(Items from a dataset)
------------------------
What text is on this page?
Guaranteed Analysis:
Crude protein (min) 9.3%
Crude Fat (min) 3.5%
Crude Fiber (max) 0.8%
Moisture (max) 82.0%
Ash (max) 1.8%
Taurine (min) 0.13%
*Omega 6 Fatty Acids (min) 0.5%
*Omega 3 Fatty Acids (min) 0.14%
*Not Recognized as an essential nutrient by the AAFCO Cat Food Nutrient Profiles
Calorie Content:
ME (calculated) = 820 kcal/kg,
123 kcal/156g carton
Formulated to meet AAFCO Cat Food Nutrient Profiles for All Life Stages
------------------------
> WHAT YOU SHOULD DO: Write out every entry again so that each line matches the original exactly.

> RESPONSE:
What text is on this page?
Guaranteed Analysis:
Crude protein (min) 9.3%
Crude Fat (min) 3.5%
Crude Fiber (max) 0.8%
Moisture (max) 82.0%
Ash (max) 1.8%
Taurine (min) 0.13%
*Omega 6 Fatty Acids (min) 0.5%
*Omega 3 Fatty Acids (min) 0.14%
*Not Recognized as an essential nutrient by the AAFCO Cat Food Nutrient Profiles
Calorie Content:
ME (calculated) = 820 kcal/kg,
123 kcal/156g carton
Formulated to meet AAFCO Cat Food Nutrient Profiles for All Life Stages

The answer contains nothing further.